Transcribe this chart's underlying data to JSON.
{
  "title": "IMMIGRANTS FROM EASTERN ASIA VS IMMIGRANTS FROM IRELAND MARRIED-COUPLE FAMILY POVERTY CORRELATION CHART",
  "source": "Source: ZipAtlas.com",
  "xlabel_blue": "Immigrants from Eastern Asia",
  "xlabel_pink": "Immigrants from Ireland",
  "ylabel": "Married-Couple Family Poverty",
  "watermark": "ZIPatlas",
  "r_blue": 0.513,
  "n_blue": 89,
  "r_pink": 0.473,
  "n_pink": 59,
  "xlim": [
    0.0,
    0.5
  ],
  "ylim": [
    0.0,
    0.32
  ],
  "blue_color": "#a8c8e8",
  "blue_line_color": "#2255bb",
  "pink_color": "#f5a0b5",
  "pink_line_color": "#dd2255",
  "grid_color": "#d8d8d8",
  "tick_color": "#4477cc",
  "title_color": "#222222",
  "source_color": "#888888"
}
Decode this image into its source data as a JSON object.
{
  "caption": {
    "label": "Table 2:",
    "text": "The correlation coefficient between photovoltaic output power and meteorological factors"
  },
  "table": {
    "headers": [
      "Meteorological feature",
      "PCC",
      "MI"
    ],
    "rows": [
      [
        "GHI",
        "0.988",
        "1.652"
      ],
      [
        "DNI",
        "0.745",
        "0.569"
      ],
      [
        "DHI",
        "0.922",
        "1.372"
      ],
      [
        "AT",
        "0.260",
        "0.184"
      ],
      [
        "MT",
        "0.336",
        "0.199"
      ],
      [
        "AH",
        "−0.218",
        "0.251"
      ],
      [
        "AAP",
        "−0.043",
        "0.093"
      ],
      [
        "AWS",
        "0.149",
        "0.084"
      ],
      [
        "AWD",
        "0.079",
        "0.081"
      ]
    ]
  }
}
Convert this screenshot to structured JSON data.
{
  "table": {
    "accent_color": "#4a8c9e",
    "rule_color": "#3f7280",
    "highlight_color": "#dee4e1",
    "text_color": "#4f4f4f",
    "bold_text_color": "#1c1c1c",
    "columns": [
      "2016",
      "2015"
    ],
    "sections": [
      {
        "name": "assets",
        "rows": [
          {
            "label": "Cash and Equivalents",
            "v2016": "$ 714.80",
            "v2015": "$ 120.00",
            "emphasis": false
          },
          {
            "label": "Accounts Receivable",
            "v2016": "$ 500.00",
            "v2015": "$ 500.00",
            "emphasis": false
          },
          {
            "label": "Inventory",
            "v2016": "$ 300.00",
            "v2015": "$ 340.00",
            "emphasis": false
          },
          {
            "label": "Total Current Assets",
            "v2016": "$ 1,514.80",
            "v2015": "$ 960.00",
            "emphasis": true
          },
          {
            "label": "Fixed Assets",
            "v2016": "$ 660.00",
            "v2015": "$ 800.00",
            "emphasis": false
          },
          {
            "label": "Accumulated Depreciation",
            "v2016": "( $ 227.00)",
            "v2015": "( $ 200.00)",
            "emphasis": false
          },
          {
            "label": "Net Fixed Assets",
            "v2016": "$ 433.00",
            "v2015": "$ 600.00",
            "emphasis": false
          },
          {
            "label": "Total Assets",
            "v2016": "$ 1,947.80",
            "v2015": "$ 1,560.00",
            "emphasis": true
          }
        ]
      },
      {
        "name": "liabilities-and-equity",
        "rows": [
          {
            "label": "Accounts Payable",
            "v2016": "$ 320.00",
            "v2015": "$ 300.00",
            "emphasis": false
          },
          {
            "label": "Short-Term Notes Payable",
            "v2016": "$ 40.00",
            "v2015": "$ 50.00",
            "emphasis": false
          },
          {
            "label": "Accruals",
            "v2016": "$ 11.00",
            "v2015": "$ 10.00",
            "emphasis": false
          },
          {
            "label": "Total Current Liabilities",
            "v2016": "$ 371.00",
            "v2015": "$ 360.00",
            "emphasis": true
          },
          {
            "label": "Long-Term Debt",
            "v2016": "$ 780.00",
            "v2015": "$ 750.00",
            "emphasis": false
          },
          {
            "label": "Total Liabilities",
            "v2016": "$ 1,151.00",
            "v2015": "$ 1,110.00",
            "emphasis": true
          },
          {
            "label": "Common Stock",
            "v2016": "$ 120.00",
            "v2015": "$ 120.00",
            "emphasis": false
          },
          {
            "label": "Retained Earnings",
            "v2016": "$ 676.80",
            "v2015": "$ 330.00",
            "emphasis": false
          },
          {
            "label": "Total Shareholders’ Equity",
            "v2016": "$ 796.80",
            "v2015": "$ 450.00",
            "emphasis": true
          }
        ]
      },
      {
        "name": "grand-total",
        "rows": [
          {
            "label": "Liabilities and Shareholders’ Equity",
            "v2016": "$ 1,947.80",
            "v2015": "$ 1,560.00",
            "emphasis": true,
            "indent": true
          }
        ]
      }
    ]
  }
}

* _Exercise prompt_
In the records above, locate each line with the word "Accounts". Copy all such lines.

* _Answer in full_
            "label": "Accounts Receivable",
            "label": "Accounts Payable",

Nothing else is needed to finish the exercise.